_Exercise task_. Retype, character for character, the stretch of the listing from its first line through the line containing "list-item: Frees skilled", including both of those lines.

_Listed records_.
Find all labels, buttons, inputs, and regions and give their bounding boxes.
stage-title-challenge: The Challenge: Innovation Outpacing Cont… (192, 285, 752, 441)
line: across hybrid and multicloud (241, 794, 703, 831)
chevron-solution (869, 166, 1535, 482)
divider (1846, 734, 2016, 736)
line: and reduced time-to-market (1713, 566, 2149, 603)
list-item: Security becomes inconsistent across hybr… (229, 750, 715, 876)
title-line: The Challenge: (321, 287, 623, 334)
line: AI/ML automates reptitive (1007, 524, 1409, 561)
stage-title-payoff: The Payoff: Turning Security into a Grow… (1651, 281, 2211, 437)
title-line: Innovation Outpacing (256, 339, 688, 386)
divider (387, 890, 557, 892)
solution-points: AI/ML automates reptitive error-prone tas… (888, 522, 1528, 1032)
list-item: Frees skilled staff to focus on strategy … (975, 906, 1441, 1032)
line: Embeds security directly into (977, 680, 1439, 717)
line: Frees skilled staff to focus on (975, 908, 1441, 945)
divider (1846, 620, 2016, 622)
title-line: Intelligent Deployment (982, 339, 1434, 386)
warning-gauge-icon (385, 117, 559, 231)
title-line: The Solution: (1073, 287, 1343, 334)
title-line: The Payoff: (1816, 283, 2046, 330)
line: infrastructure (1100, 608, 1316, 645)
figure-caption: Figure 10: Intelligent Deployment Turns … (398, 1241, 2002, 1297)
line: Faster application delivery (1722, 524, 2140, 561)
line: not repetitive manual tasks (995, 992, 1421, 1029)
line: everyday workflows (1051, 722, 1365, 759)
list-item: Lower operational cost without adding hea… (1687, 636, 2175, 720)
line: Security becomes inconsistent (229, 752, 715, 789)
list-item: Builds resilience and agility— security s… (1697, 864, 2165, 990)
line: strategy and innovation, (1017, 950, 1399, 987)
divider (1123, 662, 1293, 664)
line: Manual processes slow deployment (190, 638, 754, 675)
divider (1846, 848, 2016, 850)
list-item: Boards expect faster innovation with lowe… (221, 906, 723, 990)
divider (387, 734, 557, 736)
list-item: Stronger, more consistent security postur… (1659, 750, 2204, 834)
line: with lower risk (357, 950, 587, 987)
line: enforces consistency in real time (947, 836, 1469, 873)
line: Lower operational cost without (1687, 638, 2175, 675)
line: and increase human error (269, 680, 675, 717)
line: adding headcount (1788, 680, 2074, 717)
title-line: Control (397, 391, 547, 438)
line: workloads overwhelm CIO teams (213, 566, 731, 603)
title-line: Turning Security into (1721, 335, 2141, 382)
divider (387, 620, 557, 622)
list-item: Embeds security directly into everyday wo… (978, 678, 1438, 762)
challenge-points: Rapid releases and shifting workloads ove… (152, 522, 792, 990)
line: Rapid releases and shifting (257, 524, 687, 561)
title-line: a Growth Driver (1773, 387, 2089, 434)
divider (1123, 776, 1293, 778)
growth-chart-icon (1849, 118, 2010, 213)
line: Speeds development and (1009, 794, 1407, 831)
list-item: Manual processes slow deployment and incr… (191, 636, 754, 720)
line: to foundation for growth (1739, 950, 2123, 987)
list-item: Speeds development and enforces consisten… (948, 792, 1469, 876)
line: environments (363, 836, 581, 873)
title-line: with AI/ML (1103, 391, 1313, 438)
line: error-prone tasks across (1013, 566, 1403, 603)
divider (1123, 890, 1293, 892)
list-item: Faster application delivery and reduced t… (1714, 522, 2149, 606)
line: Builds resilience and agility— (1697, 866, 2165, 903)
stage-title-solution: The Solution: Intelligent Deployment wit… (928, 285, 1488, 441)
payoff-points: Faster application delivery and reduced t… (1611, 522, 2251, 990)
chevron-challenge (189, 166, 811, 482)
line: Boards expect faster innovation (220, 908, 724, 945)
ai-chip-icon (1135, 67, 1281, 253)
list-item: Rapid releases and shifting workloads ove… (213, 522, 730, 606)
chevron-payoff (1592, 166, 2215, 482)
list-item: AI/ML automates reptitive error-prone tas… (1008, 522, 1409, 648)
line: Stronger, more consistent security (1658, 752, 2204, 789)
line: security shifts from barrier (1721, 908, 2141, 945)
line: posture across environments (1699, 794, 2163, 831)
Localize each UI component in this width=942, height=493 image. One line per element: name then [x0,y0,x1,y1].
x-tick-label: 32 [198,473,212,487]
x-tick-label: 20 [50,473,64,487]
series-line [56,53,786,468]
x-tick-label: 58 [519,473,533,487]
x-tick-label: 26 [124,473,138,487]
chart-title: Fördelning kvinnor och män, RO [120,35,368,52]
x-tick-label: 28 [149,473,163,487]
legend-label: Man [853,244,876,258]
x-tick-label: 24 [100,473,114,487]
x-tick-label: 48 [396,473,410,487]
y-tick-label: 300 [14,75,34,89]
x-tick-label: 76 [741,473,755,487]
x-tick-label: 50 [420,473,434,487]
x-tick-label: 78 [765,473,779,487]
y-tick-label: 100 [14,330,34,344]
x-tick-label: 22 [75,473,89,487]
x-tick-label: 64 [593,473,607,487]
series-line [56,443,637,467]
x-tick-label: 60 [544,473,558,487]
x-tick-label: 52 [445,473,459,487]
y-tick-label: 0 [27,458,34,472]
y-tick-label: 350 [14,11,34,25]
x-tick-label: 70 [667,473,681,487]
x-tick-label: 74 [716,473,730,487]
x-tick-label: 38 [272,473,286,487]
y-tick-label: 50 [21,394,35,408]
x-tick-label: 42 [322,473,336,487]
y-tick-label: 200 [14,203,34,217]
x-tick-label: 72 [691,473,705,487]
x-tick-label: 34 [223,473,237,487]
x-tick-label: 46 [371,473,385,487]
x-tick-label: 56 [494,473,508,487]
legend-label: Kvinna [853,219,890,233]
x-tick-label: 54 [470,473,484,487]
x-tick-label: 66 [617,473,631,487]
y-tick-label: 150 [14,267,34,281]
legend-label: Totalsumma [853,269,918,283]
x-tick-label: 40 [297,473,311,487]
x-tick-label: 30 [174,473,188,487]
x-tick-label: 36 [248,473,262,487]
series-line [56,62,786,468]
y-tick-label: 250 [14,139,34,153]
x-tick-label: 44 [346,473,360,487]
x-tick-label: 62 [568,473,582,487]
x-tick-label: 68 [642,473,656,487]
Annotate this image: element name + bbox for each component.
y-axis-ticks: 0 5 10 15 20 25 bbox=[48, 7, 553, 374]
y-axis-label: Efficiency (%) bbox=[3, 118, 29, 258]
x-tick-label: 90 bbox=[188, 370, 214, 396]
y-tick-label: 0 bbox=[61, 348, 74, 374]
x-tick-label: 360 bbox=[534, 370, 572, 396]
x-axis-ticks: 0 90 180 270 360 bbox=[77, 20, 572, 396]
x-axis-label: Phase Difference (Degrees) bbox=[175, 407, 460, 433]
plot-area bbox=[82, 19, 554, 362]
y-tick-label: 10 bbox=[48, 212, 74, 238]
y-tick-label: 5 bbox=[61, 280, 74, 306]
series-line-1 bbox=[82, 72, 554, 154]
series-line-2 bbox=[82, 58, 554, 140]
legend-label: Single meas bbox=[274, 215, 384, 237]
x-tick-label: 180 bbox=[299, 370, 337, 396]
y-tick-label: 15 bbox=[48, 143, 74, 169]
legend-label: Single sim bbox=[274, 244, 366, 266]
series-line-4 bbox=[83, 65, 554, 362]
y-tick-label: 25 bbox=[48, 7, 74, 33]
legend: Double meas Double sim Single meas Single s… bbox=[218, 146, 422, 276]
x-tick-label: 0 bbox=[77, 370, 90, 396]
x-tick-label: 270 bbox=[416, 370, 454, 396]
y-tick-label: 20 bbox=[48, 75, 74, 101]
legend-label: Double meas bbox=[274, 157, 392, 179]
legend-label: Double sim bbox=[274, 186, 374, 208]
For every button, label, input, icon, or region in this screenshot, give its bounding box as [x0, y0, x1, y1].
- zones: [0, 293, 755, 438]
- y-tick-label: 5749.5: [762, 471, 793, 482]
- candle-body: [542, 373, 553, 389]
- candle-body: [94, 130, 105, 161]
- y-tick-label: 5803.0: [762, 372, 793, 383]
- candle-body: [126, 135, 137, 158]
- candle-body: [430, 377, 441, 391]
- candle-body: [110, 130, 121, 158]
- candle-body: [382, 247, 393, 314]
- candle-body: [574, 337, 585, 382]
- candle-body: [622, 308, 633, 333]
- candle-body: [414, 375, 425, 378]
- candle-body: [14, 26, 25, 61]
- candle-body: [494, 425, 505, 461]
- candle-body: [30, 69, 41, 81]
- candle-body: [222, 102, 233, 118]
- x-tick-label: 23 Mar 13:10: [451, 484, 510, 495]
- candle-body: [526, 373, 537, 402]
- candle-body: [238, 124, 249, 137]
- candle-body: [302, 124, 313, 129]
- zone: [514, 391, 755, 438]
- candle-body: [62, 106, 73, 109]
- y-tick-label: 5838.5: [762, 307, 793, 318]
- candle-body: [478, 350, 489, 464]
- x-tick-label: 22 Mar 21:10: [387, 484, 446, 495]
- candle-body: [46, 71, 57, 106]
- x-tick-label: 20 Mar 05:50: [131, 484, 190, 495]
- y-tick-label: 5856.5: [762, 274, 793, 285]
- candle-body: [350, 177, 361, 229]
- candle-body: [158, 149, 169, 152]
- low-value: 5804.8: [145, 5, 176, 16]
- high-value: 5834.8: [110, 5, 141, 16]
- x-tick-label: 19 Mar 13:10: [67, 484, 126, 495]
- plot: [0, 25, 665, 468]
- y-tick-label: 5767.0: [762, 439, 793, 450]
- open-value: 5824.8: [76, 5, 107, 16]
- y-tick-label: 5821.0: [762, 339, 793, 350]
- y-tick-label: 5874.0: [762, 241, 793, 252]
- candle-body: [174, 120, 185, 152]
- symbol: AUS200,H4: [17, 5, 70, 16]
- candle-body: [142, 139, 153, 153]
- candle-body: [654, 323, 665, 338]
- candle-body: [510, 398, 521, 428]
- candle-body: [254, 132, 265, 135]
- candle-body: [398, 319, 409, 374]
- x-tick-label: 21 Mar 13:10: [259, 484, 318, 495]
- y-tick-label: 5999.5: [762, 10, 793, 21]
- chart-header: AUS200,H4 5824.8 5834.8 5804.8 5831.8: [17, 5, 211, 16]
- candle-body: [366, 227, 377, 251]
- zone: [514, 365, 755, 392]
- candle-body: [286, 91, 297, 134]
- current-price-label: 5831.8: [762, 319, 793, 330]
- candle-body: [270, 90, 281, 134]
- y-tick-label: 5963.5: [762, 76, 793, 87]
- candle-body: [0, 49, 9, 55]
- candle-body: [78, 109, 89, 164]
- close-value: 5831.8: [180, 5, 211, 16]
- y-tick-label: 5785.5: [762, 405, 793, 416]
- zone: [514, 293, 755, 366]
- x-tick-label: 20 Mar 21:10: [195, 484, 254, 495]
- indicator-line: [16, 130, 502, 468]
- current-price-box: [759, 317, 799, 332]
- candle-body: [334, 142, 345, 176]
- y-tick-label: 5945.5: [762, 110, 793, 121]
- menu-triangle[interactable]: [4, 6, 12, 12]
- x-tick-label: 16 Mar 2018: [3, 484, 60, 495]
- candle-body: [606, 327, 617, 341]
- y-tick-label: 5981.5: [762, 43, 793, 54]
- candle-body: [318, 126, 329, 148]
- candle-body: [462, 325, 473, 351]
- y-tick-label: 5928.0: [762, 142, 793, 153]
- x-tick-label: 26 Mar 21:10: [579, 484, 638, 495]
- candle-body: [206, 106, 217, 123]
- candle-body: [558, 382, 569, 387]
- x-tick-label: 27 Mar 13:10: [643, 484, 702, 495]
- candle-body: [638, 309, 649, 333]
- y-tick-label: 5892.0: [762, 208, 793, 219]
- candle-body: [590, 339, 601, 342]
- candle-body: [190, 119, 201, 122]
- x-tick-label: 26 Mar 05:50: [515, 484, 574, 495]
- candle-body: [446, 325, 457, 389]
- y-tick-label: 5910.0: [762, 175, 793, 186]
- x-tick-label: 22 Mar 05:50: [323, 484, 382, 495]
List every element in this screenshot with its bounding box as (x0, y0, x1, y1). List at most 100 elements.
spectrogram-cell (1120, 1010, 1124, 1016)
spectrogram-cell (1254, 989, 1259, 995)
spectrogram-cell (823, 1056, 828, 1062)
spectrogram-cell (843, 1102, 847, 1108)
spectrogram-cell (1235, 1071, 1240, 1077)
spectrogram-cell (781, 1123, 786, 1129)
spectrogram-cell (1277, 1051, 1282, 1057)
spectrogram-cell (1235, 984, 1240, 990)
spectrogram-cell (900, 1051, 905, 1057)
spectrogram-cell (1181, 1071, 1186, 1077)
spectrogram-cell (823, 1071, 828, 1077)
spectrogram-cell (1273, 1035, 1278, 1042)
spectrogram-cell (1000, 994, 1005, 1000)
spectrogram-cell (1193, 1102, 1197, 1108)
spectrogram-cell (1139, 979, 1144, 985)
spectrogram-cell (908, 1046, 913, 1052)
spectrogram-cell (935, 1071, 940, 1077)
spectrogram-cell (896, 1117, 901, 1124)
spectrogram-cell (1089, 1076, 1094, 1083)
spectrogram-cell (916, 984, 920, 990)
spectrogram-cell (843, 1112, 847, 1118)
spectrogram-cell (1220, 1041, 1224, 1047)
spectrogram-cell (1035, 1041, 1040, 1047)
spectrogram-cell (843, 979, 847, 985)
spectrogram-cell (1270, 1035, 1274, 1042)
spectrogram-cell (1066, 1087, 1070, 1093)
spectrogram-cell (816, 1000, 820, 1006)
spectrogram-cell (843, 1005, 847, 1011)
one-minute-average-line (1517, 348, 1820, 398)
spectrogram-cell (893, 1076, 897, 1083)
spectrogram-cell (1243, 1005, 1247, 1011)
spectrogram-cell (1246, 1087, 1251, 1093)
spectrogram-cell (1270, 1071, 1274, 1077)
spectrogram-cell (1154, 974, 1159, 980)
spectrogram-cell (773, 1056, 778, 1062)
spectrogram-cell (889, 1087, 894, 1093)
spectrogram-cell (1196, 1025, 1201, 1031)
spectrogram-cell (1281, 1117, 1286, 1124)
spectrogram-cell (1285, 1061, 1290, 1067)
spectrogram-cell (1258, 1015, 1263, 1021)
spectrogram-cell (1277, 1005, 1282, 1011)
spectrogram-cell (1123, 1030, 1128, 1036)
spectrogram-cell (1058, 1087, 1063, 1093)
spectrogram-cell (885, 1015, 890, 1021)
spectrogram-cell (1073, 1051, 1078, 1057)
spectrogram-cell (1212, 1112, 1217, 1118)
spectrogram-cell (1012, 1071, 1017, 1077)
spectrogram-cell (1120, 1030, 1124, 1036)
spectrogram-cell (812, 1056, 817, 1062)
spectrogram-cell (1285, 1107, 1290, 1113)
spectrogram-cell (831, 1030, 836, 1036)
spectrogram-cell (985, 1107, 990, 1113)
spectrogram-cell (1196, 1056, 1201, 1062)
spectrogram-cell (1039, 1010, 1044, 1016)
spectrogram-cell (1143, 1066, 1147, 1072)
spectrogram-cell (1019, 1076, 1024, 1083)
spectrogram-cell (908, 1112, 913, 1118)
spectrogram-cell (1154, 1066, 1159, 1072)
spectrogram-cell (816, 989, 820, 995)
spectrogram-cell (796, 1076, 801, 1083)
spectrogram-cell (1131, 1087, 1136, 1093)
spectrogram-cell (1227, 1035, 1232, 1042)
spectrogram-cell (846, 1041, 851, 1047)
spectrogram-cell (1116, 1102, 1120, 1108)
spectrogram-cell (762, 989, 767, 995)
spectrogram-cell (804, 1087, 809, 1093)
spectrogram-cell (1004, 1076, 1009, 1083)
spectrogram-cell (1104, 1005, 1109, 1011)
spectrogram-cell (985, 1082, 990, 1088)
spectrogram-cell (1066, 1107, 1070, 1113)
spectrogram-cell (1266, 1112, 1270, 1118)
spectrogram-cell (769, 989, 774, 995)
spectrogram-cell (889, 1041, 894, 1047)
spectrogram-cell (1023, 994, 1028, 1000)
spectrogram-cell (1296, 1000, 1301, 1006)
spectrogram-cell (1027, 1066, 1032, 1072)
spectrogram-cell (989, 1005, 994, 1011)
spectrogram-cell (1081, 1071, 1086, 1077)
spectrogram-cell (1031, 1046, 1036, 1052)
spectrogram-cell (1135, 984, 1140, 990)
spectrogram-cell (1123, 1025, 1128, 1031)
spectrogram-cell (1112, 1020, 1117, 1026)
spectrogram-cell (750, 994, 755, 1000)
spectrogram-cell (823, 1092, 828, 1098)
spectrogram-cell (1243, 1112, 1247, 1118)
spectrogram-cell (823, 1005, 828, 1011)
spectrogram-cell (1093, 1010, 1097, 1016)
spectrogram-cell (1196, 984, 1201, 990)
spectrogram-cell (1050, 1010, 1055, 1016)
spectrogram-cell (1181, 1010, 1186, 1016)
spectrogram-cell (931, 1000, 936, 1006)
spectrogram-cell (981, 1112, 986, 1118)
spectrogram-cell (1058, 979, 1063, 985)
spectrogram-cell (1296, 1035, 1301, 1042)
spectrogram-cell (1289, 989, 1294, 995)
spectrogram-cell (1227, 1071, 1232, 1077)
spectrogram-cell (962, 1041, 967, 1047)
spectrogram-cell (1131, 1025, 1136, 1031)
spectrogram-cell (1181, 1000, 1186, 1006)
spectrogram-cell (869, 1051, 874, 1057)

_Result below_.
Find all labels, buttons, inputs, and regions and give their bounding boxes.
stage-title-challenge: The Challenge: Innovation Outpacing Cont… (192, 285, 752, 441)
line: across hybrid and multicloud (241, 794, 703, 831)
chevron-solution (869, 166, 1535, 482)
divider (1846, 734, 2016, 736)
line: and reduced time-to-market (1713, 566, 2149, 603)
list-item: Security becomes inconsistent across hybr… (229, 750, 715, 876)
title-line: The Challenge: (321, 287, 623, 334)
line: AI/ML automates reptitive (1007, 524, 1409, 561)
stage-title-payoff: The Payoff: Turning Security into a Grow… (1651, 281, 2211, 437)
title-line: Innovation Outpacing (256, 339, 688, 386)
divider (387, 890, 557, 892)
solution-points: AI/ML automates reptitive error-prone tas… (888, 522, 1528, 1032)
list-item: Frees skilled staff to focus on strategy … (975, 906, 1441, 1032)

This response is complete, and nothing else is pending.